● EXERCISE PROMPT:
Each line below is to be written out in full, exactly as shown.
** Start of RECORD EXTRACTS **
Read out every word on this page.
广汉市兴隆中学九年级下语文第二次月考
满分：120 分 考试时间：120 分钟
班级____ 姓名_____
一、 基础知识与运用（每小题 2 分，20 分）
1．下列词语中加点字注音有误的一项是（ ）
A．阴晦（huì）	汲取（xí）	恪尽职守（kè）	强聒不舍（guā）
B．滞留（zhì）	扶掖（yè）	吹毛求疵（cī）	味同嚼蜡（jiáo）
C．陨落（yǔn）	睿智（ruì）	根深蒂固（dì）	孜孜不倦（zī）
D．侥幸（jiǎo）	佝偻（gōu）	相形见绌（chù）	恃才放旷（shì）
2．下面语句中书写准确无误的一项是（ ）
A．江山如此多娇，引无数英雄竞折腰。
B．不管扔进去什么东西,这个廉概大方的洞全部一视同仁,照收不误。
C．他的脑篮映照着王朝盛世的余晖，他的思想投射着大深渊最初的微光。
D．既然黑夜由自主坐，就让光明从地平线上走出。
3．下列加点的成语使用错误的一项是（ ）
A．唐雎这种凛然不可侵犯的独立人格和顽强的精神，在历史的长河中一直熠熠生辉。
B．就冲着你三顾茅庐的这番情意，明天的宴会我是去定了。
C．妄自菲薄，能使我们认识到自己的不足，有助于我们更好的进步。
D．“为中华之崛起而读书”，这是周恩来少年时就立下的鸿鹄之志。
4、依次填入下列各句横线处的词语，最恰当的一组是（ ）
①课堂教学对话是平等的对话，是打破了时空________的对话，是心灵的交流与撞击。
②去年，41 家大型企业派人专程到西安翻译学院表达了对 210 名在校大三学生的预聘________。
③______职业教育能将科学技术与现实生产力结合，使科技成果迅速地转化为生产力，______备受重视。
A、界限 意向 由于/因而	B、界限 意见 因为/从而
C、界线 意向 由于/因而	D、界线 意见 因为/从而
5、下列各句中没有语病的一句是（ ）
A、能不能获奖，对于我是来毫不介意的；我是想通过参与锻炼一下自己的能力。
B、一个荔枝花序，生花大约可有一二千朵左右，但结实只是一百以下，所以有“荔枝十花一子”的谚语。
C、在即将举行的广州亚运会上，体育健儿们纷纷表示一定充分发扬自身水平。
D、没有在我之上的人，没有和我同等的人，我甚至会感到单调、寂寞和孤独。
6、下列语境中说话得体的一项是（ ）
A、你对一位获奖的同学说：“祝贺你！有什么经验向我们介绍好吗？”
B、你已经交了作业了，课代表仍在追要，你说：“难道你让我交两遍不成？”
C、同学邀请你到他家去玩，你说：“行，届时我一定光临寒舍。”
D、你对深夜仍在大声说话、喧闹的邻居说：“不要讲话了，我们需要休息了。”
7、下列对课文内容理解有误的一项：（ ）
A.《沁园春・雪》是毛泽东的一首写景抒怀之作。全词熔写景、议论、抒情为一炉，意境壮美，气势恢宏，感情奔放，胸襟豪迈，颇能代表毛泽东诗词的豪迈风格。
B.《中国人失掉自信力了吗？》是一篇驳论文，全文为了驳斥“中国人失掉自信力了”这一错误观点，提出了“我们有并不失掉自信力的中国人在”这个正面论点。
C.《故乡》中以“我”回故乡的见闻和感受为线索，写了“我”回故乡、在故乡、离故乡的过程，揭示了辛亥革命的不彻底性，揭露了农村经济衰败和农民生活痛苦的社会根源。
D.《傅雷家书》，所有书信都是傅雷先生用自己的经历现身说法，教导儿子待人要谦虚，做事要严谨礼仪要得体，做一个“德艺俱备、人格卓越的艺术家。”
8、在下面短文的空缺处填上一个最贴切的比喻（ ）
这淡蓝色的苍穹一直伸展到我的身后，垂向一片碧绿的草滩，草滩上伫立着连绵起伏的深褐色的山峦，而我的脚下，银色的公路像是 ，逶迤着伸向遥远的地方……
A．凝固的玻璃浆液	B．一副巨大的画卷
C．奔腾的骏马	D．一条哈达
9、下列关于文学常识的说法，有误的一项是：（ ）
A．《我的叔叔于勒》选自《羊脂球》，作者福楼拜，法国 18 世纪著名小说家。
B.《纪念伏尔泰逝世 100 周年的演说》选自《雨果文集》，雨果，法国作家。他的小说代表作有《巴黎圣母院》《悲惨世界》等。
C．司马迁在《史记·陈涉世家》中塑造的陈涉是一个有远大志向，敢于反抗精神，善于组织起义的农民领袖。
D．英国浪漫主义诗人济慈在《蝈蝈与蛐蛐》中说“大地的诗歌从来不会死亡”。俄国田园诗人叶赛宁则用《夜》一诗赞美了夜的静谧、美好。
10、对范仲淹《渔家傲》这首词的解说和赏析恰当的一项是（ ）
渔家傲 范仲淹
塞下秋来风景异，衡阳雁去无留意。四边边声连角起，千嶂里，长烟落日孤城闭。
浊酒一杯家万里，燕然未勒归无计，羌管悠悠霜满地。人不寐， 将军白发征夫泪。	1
** End of RECORD EXTRACTS **
● OUTPUT:
Read out every word on this page.
广汉市兴隆中学九年级下语文第二次月考
满分：120 分 考试时间：120 分钟
班级____ 姓名_____
一、 基础知识与运用（每小题 2 分，20 分）
1．下列词语中加点字注音有误的一项是（ ）
A．阴晦（huì）	汲取（xí）	恪尽职守（kè）	强聒不舍（guā）
B．滞留（zhì）	扶掖（yè）	吹毛求疵（cī）	味同嚼蜡（jiáo）
C．陨落（yǔn）	睿智（ruì）	根深蒂固（dì）	孜孜不倦（zī）
D．侥幸（jiǎo）	佝偻（gōu）	相形见绌（chù）	恃才放旷（shì）
2．下面语句中书写准确无误的一项是（ ）
A．江山如此多娇，引无数英雄竞折腰。
B．不管扔进去什么东西,这个廉概大方的洞全部一视同仁,照收不误。
C．他的脑篮映照着王朝盛世的余晖，他的思想投射着大深渊最初的微光。
D．既然黑夜由自主坐，就让光明从地平线上走出。
3．下列加点的成语使用错误的一项是（ ）
A．唐雎这种凛然不可侵犯的独立人格和顽强的精神，在历史的长河中一直熠熠生辉。
B．就冲着你三顾茅庐的这番情意，明天的宴会我是去定了。
C．妄自菲薄，能使我们认识到自己的不足，有助于我们更好的进步。
D．“为中华之崛起而读书”，这是周恩来少年时就立下的鸿鹄之志。
4、依次填入下列各句横线处的词语，最恰当的一组是（ ）
①课堂教学对话是平等的对话，是打破了时空________的对话，是心灵的交流与撞击。
②去年，41 家大型企业派人专程到西安翻译学院表达了对 210 名在校大三学生的预聘________。
③______职业教育能将科学技术与现实生产力结合，使科技成果迅速地转化为生产力，______备受重视。
A、界限 意向 由于/因而	B、界限 意见 因为/从而
C、界线 意向 由于/因而	D、界线 意见 因为/从而
5、下列各句中没有语病的一句是（ ）
A、能不能获奖，对于我是来毫不介意的；我是想通过参与锻炼一下自己的能力。
B、一个荔枝花序，生花大约可有一二千朵左右，但结实只是一百以下，所以有“荔枝十花一子”的谚语。
C、在即将举行的广州亚运会上，体育健儿们纷纷表示一定充分发扬自身水平。
D、没有在我之上的人，没有和我同等的人，我甚至会感到单调、寂寞和孤独。
6、下列语境中说话得体的一项是（ ）
A、你对一位获奖的同学说：“祝贺你！有什么经验向我们介绍好吗？”
B、你已经交了作业了，课代表仍在追要，你说：“难道你让我交两遍不成？”
C、同学邀请你到他家去玩，你说：“行，届时我一定光临寒舍。”
D、你对深夜仍在大声说话、喧闹的邻居说：“不要讲话了，我们需要休息了。”
7、下列对课文内容理解有误的一项：（ ）
A.《沁园春・雪》是毛泽东的一首写景抒怀之作。全词熔写景、议论、抒情为一炉，意境壮美，气势恢宏，感情奔放，胸襟豪迈，颇能代表毛泽东诗词的豪迈风格。
B.《中国人失掉自信力了吗？》是一篇驳论文，全文为了驳斥“中国人失掉自信力了”这一错误观点，提出了“我们有并不失掉自信力的中国人在”这个正面论点。
C.《故乡》中以“我”回故乡的见闻和感受为线索，写了“我”回故乡、在故乡、离故乡的过程，揭示了辛亥革命的不彻底性，揭露了农村经济衰败和农民生活痛苦的社会根源。
D.《傅雷家书》，所有书信都是傅雷先生用自己的经历现身说法，教导儿子待人要谦虚，做事要严谨礼仪要得体，做一个“德艺俱备、人格卓越的艺术家。”
8、在下面短文的空缺处填上一个最贴切的比喻（ ）
这淡蓝色的苍穹一直伸展到我的身后，垂向一片碧绿的草滩，草滩上伫立着连绵起伏的深褐色的山峦，而我的脚下，银色的公路像是 ，逶迤着伸向遥远的地方……
A．凝固的玻璃浆液	B．一副巨大的画卷
C．奔腾的骏马	D．一条哈达
9、下列关于文学常识的说法，有误的一项是：（ ）
A．《我的叔叔于勒》选自《羊脂球》，作者福楼拜，法国 18 世纪著名小说家。
B.《纪念伏尔泰逝世 100 周年的演说》选自《雨果文集》，雨果，法国作家。他的小说代表作有《巴黎圣母院》《悲惨世界》等。
C．司马迁在《史记·陈涉世家》中塑造的陈涉是一个有远大志向，敢于反抗精神，善于组织起义的农民领袖。
D．英国浪漫主义诗人济慈在《蝈蝈与蛐蛐》中说“大地的诗歌从来不会死亡”。俄国田园诗人叶赛宁则用《夜》一诗赞美了夜的静谧、美好。
10、对范仲淹《渔家傲》这首词的解说和赏析恰当的一项是（ ）
渔家傲 范仲淹
塞下秋来风景异，衡阳雁去无留意。四边边声连角起，千嶂里，长烟落日孤城闭。
浊酒一杯家万里，燕然未勒归无计，羌管悠悠霜满地。人不寐， 将军白发征夫泪。	1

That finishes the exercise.